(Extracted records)
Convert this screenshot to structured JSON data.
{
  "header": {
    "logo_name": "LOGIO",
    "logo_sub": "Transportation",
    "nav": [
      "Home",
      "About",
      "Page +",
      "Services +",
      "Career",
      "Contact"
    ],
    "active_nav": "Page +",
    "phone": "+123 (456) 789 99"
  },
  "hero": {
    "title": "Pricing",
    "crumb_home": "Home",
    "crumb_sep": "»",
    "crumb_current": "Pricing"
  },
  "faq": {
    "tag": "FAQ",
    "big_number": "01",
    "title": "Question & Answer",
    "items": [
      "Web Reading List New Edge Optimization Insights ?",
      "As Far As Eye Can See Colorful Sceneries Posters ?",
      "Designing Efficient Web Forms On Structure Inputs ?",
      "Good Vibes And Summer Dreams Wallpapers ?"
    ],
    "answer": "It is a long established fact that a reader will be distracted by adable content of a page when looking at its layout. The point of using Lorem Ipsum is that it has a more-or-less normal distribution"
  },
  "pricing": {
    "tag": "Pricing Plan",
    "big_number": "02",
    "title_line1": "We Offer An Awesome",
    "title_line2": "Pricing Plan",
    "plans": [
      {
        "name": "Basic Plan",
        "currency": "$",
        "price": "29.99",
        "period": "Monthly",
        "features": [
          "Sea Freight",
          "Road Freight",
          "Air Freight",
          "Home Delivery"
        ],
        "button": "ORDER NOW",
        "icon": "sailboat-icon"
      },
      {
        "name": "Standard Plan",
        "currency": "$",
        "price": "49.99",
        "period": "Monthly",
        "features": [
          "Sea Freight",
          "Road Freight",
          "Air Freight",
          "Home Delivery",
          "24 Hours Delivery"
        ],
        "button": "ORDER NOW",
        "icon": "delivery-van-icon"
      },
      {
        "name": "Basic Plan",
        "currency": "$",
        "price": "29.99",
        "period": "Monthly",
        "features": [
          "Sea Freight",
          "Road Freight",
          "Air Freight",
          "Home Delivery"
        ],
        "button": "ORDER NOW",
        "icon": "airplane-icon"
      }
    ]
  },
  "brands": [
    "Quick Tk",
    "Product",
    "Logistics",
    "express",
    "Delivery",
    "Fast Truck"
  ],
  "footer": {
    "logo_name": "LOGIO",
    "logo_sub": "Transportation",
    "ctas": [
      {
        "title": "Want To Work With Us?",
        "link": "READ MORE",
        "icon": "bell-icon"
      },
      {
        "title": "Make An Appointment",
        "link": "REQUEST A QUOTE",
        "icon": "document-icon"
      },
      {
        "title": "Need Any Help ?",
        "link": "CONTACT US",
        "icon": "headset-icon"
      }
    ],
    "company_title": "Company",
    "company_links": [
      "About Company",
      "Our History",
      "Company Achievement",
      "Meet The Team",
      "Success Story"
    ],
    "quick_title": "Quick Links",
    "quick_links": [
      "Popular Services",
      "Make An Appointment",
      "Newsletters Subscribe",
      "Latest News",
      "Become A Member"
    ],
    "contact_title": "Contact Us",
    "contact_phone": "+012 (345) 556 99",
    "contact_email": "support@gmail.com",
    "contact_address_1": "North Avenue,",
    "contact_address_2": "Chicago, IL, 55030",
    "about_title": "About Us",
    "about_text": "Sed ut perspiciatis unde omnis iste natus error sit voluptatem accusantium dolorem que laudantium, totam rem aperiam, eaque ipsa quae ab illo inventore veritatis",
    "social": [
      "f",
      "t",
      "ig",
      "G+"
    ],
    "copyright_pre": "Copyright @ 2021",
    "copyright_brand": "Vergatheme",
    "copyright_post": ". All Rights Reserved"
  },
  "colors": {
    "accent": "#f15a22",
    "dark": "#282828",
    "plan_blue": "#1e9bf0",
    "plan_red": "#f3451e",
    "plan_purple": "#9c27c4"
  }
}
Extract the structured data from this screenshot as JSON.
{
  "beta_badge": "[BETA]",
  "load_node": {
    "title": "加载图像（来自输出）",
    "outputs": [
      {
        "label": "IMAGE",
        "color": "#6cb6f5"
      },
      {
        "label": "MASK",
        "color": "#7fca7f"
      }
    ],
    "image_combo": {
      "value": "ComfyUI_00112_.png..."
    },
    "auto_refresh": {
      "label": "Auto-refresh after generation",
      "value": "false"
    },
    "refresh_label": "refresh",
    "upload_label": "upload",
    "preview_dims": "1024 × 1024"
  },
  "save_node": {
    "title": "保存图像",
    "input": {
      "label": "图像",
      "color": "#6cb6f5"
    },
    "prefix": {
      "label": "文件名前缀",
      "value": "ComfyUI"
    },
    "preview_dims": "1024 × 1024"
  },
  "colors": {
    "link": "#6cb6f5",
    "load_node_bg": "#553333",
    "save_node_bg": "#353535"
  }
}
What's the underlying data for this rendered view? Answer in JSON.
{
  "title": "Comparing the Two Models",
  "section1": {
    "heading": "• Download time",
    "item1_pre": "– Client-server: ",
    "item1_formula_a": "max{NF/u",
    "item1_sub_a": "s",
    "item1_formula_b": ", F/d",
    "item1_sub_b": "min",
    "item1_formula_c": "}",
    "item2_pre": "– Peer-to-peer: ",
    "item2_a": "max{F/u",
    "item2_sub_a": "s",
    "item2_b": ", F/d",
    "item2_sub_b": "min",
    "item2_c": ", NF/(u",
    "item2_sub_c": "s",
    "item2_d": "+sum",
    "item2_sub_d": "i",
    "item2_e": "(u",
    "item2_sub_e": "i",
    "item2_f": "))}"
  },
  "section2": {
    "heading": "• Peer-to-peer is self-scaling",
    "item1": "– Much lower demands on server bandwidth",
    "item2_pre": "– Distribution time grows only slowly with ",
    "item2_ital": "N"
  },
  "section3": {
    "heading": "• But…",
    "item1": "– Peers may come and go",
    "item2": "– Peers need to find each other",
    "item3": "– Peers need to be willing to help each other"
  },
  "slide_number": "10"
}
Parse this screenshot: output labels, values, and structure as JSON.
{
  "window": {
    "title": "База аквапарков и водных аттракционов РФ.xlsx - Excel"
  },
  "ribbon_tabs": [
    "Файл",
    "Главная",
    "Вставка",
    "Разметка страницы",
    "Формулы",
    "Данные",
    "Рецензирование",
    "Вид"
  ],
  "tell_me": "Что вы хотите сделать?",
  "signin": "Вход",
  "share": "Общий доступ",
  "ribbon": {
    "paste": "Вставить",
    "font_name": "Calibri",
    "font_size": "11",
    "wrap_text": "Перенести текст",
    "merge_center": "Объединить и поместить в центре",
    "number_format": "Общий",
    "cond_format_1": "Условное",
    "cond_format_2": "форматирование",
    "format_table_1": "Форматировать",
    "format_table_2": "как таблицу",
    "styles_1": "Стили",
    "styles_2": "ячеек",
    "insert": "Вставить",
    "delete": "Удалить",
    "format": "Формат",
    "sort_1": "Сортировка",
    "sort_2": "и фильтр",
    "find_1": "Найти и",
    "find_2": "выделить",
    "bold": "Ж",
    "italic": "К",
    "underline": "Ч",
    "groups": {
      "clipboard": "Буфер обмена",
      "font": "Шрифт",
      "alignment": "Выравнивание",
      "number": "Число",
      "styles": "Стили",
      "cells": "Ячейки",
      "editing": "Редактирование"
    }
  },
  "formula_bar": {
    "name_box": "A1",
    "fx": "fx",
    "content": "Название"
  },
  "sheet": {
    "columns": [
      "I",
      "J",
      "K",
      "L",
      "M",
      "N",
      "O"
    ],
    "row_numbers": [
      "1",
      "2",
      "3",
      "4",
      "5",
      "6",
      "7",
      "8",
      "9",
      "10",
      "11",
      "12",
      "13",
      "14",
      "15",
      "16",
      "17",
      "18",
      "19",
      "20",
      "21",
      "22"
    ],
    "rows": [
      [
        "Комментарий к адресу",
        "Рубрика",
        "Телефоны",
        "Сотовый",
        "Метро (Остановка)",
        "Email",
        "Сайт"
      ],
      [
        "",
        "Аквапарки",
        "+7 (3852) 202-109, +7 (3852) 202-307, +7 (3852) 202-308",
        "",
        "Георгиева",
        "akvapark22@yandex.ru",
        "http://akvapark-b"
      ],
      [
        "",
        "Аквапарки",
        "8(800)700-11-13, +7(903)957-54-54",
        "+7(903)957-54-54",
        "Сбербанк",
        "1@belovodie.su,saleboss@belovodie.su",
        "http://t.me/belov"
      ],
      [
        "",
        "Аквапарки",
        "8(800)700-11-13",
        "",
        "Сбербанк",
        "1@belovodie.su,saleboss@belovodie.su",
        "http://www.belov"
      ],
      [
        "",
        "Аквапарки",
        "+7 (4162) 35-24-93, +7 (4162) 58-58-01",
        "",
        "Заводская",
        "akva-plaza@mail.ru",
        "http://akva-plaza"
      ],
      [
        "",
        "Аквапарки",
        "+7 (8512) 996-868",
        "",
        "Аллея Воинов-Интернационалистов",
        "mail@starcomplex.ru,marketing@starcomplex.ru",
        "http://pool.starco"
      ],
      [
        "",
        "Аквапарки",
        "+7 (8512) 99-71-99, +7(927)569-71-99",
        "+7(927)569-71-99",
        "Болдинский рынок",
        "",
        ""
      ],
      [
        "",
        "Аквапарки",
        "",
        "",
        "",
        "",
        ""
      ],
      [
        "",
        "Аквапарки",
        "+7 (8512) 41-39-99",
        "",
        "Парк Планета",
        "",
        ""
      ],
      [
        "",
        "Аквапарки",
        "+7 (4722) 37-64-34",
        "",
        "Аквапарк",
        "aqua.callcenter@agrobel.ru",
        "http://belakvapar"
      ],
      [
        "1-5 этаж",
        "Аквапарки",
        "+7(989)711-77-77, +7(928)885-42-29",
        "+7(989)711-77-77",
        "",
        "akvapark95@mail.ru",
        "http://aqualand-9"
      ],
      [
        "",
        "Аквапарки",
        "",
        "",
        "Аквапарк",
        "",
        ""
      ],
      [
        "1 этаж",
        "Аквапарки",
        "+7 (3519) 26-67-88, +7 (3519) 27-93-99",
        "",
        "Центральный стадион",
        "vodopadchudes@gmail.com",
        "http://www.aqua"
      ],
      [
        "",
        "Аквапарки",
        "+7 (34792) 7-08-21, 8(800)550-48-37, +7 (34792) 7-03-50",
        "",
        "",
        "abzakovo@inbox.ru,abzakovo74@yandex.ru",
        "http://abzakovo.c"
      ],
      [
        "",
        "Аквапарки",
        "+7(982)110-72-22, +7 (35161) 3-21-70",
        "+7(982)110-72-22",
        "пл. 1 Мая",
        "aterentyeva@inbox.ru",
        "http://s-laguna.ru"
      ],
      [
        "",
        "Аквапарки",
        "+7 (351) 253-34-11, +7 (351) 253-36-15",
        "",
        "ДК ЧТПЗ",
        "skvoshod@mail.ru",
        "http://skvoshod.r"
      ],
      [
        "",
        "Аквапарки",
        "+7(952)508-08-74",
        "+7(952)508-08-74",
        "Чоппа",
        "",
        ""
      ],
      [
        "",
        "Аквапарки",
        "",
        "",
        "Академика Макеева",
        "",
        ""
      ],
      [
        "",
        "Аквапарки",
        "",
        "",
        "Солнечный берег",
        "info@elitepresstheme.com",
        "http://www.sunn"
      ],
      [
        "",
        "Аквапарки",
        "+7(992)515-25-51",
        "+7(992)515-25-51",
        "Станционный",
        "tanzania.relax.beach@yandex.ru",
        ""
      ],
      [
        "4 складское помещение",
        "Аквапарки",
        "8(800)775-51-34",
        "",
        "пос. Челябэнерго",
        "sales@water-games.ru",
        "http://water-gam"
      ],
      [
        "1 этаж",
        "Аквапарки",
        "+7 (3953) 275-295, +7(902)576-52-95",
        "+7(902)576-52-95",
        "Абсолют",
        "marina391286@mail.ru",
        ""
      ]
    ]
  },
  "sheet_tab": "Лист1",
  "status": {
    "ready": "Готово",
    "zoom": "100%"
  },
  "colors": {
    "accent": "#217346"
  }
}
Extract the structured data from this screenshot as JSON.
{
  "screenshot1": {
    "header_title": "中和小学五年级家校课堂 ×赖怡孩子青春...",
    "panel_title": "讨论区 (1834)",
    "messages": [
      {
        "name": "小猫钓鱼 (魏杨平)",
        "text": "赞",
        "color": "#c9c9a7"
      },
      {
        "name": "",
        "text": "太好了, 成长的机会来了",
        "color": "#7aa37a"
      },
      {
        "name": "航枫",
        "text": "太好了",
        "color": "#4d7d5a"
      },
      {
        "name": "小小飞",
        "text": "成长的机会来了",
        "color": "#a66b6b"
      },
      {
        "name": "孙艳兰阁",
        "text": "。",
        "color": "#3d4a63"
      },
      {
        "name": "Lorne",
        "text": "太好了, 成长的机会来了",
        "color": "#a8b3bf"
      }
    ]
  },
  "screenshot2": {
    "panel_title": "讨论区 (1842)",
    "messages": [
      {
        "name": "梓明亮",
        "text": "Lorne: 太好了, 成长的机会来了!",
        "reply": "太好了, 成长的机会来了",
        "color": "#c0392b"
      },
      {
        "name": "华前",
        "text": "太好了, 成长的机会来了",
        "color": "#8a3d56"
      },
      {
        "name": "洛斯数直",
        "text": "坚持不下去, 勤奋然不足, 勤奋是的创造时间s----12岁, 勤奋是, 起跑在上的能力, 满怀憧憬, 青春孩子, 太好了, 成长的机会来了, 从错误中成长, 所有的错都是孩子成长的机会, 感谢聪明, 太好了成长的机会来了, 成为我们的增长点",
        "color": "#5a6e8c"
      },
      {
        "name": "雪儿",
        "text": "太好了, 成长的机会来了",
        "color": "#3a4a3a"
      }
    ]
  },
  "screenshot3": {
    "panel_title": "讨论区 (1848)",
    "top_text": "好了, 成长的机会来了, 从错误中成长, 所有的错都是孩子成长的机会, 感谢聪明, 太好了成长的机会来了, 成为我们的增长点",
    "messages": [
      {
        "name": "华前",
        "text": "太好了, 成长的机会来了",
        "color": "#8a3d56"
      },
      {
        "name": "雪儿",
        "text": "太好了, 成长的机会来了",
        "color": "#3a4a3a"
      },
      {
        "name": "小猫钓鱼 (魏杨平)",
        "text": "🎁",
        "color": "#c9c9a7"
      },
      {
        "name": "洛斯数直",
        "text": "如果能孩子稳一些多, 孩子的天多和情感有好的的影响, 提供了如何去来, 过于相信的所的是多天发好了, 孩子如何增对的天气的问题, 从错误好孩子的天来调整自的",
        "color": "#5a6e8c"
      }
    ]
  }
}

Exercise goal: Check every line of the entries above for the word "server" and report how many lines contain it, giving the number only.

Answer in full: 2